-- start AVAILABLE DATA --

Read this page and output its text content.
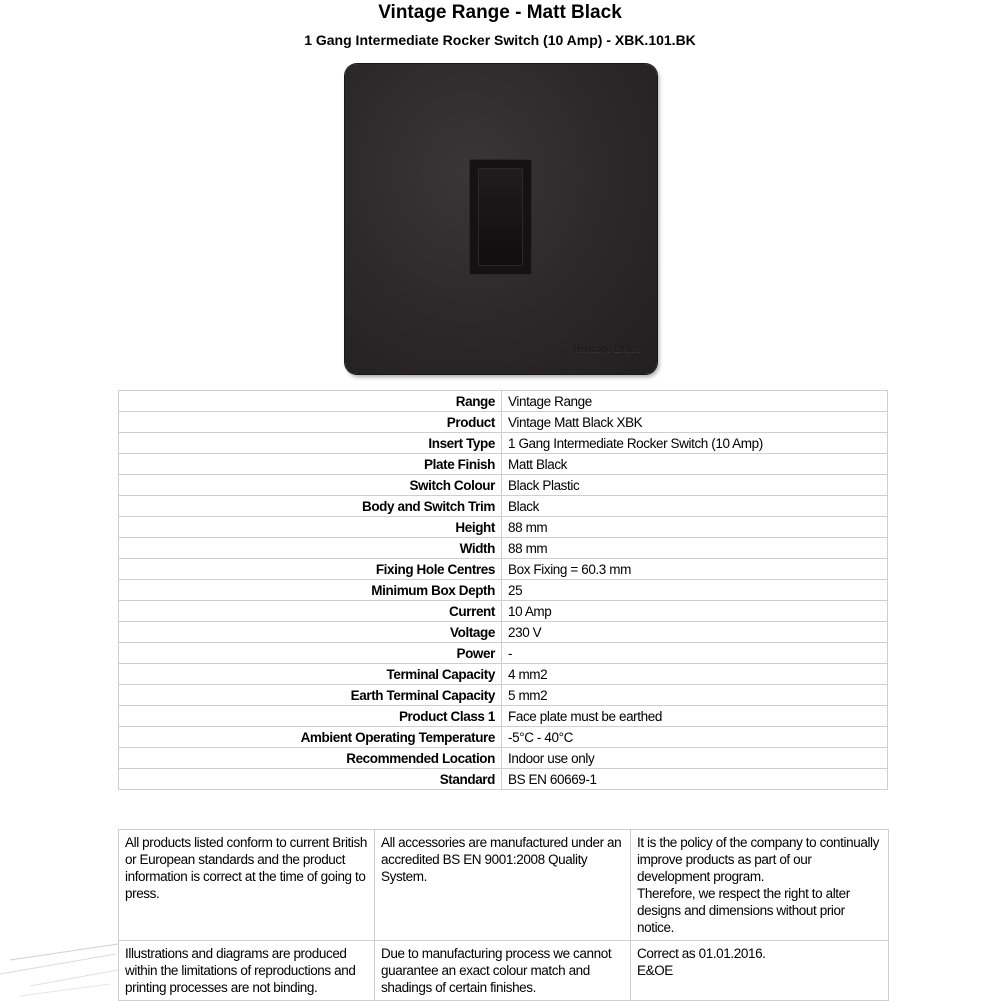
Vintage Range - Matt Black
1 Gang Intermediate Rocker Switch (10 Amp) - XBK.101.BK
Heritage Brass
Range	Vintage Range
Product	Vintage Matt Black XBK
Insert Type	1 Gang Intermediate Rocker Switch (10 Amp)
Plate Finish	Matt Black
Switch Colour	Black Plastic
Body and Switch Trim	Black
Height	88 mm
Width	88 mm
Fixing Hole Centres	Box Fixing = 60.3 mm
Minimum Box Depth	25
Current	10 Amp
Voltage	230 V
Power	-
Terminal Capacity	4 mm2
Earth Terminal Capacity	5 mm2
Product Class 1	Face plate must be earthed
Ambient Operating Temperature	-5°C - 40°C
Recommended Location	Indoor use only
Standard	BS EN 60669-1
All products listed conform to current British or European standards and the product information is correct at the time of going to press.	All accessories are manufactured under an accredited BS EN 9001:2008 Quality System.	It is the policy of the company to continually improve products as part of our development program.
Therefore, we respect the right to alter designs and dimensions without prior notice.

Illustrations and diagrams are produced within the limitations of reproductions and printing processes are not binding.	Due to manufacturing process we cannot guarantee an exact colour match and shadings of certain finishes.	Correct as 01.01.2016.
E&OE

-- end AVAILABLE DATA --

→ **REQUEST**
Search the data above for lines holding "Vintage" and copy each of them.

→ **WRITTEN ANSWER**
Vintage Range - Matt Black
Range	Vintage Range
Product	Vintage Matt Black XBK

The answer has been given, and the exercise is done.